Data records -
'''

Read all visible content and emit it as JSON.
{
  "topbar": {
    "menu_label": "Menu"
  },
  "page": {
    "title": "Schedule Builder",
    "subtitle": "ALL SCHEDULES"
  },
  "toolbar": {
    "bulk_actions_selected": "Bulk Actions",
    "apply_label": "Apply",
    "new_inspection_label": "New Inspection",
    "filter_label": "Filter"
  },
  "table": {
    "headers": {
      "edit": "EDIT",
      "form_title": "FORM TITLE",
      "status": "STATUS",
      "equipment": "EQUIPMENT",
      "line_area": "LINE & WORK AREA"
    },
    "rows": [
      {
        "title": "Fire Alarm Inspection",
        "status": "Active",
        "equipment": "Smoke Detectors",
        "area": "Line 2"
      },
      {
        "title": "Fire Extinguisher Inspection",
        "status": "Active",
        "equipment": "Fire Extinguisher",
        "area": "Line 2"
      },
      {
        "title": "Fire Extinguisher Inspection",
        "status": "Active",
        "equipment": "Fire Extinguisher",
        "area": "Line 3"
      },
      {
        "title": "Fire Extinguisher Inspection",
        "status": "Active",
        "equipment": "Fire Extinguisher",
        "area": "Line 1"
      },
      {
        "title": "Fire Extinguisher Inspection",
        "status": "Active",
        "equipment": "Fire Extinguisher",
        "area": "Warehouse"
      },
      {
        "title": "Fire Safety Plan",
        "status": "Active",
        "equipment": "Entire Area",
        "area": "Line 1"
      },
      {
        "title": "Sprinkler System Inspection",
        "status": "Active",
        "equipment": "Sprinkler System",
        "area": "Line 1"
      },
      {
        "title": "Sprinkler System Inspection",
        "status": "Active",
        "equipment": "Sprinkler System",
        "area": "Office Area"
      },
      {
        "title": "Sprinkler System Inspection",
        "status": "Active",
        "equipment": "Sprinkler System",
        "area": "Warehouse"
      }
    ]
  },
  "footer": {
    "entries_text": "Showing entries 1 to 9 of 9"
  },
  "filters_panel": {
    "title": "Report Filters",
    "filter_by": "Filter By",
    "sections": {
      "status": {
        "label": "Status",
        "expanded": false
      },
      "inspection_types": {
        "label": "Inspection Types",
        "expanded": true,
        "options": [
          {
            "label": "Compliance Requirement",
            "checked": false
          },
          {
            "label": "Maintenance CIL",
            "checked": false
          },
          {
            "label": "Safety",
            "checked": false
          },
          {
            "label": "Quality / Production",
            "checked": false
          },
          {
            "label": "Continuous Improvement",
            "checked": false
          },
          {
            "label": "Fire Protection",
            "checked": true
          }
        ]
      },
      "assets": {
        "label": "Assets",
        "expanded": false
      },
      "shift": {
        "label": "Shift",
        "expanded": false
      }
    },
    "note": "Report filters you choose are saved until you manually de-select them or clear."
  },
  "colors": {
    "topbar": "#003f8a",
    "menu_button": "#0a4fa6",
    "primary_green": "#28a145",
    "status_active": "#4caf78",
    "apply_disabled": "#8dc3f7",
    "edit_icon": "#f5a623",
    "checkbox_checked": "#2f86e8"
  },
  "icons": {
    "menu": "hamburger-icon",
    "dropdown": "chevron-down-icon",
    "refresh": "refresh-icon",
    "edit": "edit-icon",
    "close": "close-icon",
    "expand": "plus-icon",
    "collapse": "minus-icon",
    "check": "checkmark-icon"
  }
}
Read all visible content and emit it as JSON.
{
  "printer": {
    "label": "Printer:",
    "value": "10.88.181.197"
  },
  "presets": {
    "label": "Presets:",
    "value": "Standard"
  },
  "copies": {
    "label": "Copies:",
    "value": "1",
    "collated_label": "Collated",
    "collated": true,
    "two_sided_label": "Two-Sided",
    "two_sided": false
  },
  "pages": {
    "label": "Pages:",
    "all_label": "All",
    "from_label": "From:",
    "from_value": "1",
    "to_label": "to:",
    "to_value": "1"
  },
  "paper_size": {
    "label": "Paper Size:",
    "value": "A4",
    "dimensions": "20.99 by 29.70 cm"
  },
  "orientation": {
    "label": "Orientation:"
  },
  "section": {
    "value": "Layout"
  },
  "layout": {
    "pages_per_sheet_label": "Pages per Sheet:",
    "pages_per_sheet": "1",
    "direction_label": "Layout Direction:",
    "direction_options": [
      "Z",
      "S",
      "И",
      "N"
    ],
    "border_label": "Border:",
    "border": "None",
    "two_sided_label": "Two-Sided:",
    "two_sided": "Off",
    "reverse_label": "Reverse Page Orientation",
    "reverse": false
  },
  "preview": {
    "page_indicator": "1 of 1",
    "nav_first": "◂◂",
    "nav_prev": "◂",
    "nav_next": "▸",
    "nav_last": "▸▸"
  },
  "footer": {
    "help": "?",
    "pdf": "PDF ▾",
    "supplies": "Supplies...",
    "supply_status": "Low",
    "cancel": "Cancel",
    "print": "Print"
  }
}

'''

Task to carry out - The listing above should be transcribed in full, exactly as written.

Right answer -
Read all visible content and emit it as JSON.
{
  "topbar": {
    "menu_label": "Menu"
  },
  "page": {
    "title": "Schedule Builder",
    "subtitle": "ALL SCHEDULES"
  },
  "toolbar": {
    "bulk_actions_selected": "Bulk Actions",
    "apply_label": "Apply",
    "new_inspection_label": "New Inspection",
    "filter_label": "Filter"
  },
  "table": {
    "headers": {
      "edit": "EDIT",
      "form_title": "FORM TITLE",
      "status": "STATUS",
      "equipment": "EQUIPMENT",
      "line_area": "LINE & WORK AREA"
    },
    "rows": [
      {
        "title": "Fire Alarm Inspection",
        "status": "Active",
        "equipment": "Smoke Detectors",
        "area": "Line 2"
      },
      {
        "title": "Fire Extinguisher Inspection",
        "status": "Active",
        "equipment": "Fire Extinguisher",
        "area": "Line 2"
      },
      {
        "title": "Fire Extinguisher Inspection",
        "status": "Active",
        "equipment": "Fire Extinguisher",
        "area": "Line 3"
      },
      {
        "title": "Fire Extinguisher Inspection",
        "status": "Active",
        "equipment": "Fire Extinguisher",
        "area": "Line 1"
      },
      {
        "title": "Fire Extinguisher Inspection",
        "status": "Active",
        "equipment": "Fire Extinguisher",
        "area": "Warehouse"
      },
      {
        "title": "Fire Safety Plan",
        "status": "Active",
        "equipment": "Entire Area",
        "area": "Line 1"
      },
      {
        "title": "Sprinkler System Inspection",
        "status": "Active",
        "equipment": "Sprinkler System",
        "area": "Line 1"
      },
      {
        "title": "Sprinkler System Inspection",
        "status": "Active",
        "equipment": "Sprinkler System",
        "area": "Office Area"
      },
      {
        "title": "Sprinkler System Inspection",
        "status": "Active",
        "equipment": "Sprinkler System",
        "area": "Warehouse"
      }
    ]
  },
  "footer": {
    "entries_text": "Showing entries 1 to 9 of 9"
  },
  "filters_panel": {
    "title": "Report Filters",
    "filter_by": "Filter By",
    "sections": {
      "status": {
        "label": "Status",
        "expanded": false
      },
      "inspection_types": {
        "label": "Inspection Types",
        "expanded": true,
        "options": [
          {
            "label": "Compliance Requirement",
            "checked": false
          },
          {
            "label": "Maintenance CIL",
            "checked": false
          },
          {
            "label": "Safety",
            "checked": false
          },
          {
            "label": "Quality / Production",
            "checked": false
          },
          {
            "label": "Continuous Improvement",
            "checked": false
          },
          {
            "label": "Fire Protection",
            "checked": true
          }
        ]
      },
      "assets": {
        "label": "Assets",
        "expanded": false
      },
      "shift": {
        "label": "Shift",
        "expanded": false
      }
    },
    "note": "Report filters you choose are saved until you manually de-select them or clear."
  },
  "colors": {
    "topbar": "#003f8a",
    "menu_button": "#0a4fa6",
    "primary_green": "#28a145",
    "status_active": "#4caf78",
    "apply_disabled": "#8dc3f7",
    "edit_icon": "#f5a623",
    "checkbox_checked": "#2f86e8"
  },
  "icons": {
    "menu": "hamburger-icon",
    "dropdown": "chevron-down-icon",
    "refresh": "refresh-icon",
    "edit": "edit-icon",
    "close": "close-icon",
    "expand": "plus-icon",
    "collapse": "minus-icon",
    "check": "checkmark-icon"
  }
}
Read all visible content and emit it as JSON.
{
  "printer": {
    "label": "Printer:",
    "value": "10.88.181.197"
  },
  "presets": {
    "label": "Presets:",
    "value": "Standard"
  },
  "copies": {
    "label": "Copies:",
    "value": "1",
    "collated_label": "Collated",
    "collated": true,
    "two_sided_label": "Two-Sided",
    "two_sided": false
  },
  "pages": {
    "label": "Pages:",
    "all_label": "All",
    "from_label": "From:",
    "from_value": "1",
    "to_label": "to:",
    "to_value": "1"
  },
  "paper_size": {
    "label": "Paper Size:",
    "value": "A4",
    "dimensions": "20.99 by 29.70 cm"
  },
  "orientation": {
    "label": "Orientation:"
  },
  "section": {
    "value": "Layout"
  },
  "layout": {
    "pages_per_sheet_label": "Pages per Sheet:",
    "pages_per_sheet": "1",
    "direction_label": "Layout Direction:",
    "direction_options": [
      "Z",
      "S",
      "И",
      "N"
    ],
    "border_label": "Border:",
    "border": "None",
    "two_sided_label": "Two-Sided:",
    "two_sided": "Off",
    "reverse_label": "Reverse Page Orientation",
    "reverse": false
  },
  "preview": {
    "page_indicator": "1 of 1",
    "nav_first": "◂◂",
    "nav_prev": "◂",
    "nav_next": "▸",
    "nav_last": "▸▸"
  },
  "footer": {
    "help": "?",
    "pdf": "PDF ▾",
    "supplies": "Supplies...",
    "supply_status": "Low",
    "cancel": "Cancel",
    "print": "Print"
  }
}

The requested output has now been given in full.